Input for this task →
====

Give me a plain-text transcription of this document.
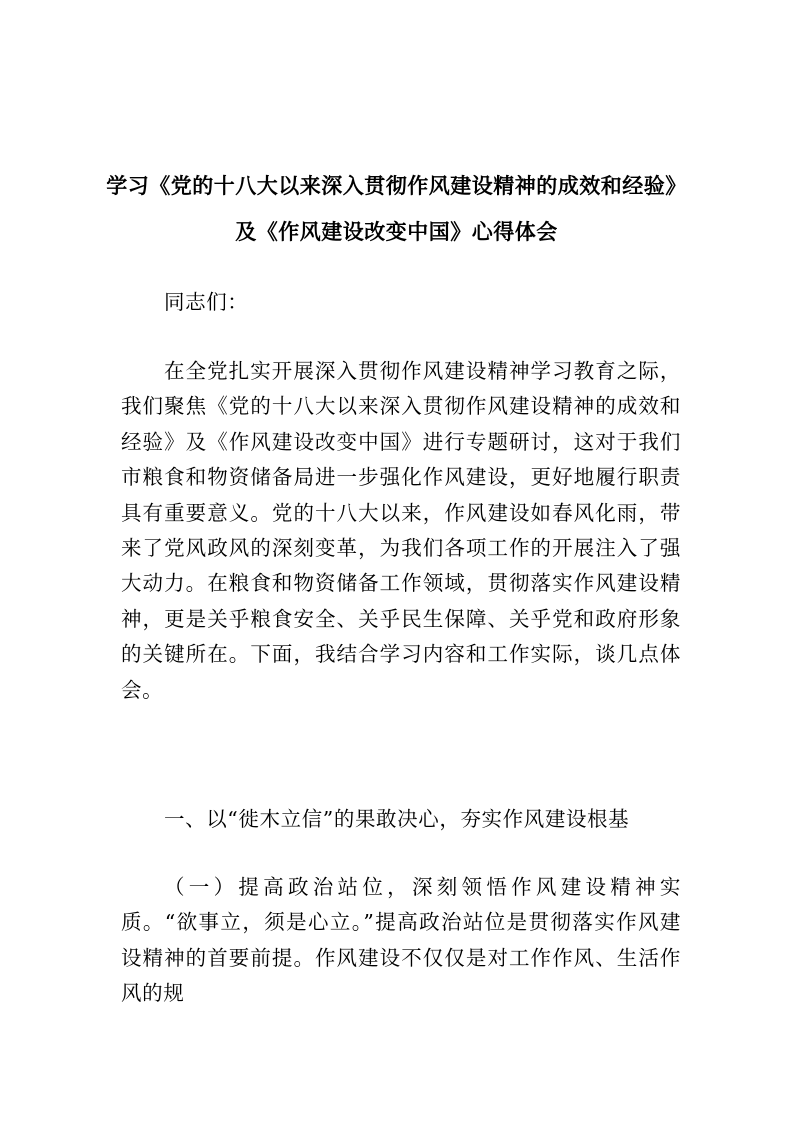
学习《党的十八大以来深入贯彻作风建设精神的成效和经验》
及《作风建设改变中国》心得体会
同志们：
在全党扎实开展深入贯彻作风建设精神学习教育之际，我们聚焦《党的十八大以来深入贯彻作风建设精神的成效和经验》及《作风建设改变中国》进行专题研讨，这对于我们市粮食和物资储备局进一步强化作风建设，更好地履行职责具有重要意义。党的十八大以来，作风建设如春风化雨，带来了党风政风的深刻变革，为我们各项工作的开展注入了强大动力。在粮食和物资储备工作领域，贯彻落实作风建设精神，更是关乎粮食安全、关乎民生保障、关乎党和政府形象的关键所在。下面，我结合学习内容和工作实际，谈几点体会。
一、以“徙木立信”的果敢决心，夯实作风建设根基
（一）提高政治站位，深刻领悟作风建设精神实质。“欲事立，须是心立。”提高政治站位是贯彻落实作风建设精神的首要前提。作风建设不仅仅是对工作作风、生活作风的规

====

Work to do → Transcribe all of the entries word for word, but skip any pictures they contain.

Exercise response →
Give me a plain-text transcription of this document.
学习《党的十八大以来深入贯彻作风建设精神的成效和经验》
及《作风建设改变中国》心得体会
同志们：
在全党扎实开展深入贯彻作风建设精神学习教育之际，我们聚焦《党的十八大以来深入贯彻作风建设精神的成效和经验》及《作风建设改变中国》进行专题研讨，这对于我们市粮食和物资储备局进一步强化作风建设，更好地履行职责具有重要意义。党的十八大以来，作风建设如春风化雨，带来了党风政风的深刻变革，为我们各项工作的开展注入了强大动力。在粮食和物资储备工作领域，贯彻落实作风建设精神，更是关乎粮食安全、关乎民生保障、关乎党和政府形象的关键所在。下面，我结合学习内容和工作实际，谈几点体会。
一、以“徙木立信”的果敢决心，夯实作风建设根基
（一）提高政治站位，深刻领悟作风建设精神实质。“欲事立，须是心立。”提高政治站位是贯彻落实作风建设精神的首要前提。作风建设不仅仅是对工作作风、生活作风的规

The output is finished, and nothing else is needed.